**Problem**
Of all the lines in the material, how many include the word "文化大革命"? Give only the number.

**Listing**

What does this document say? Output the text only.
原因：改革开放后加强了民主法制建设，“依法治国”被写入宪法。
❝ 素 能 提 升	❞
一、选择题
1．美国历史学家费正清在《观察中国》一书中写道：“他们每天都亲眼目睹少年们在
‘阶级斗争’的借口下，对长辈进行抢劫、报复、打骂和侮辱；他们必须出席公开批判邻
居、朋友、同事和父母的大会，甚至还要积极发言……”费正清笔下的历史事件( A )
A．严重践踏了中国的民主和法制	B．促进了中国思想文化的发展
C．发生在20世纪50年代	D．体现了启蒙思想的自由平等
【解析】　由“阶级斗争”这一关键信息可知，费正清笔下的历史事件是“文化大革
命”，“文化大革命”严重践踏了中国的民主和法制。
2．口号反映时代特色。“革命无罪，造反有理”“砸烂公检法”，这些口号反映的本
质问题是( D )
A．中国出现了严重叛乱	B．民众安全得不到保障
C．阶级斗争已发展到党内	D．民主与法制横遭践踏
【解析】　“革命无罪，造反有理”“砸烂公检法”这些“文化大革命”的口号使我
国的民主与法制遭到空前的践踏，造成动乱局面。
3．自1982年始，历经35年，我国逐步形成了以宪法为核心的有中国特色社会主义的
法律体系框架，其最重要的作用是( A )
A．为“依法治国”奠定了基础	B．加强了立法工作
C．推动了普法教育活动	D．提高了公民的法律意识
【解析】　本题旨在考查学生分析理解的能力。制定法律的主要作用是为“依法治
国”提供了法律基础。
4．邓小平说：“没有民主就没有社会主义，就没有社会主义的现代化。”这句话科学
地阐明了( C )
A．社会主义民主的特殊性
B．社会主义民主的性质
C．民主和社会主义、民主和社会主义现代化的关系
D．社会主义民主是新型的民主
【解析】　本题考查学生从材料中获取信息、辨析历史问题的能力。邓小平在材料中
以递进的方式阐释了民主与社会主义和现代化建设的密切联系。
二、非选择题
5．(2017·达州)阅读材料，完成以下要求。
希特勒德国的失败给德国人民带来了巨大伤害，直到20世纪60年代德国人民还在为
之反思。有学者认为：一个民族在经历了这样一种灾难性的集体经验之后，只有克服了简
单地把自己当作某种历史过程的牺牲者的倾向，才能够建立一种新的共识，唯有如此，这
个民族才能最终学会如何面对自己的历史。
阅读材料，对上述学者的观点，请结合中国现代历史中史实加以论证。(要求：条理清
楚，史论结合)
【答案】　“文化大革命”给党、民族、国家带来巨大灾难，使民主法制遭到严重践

**Task solution**
3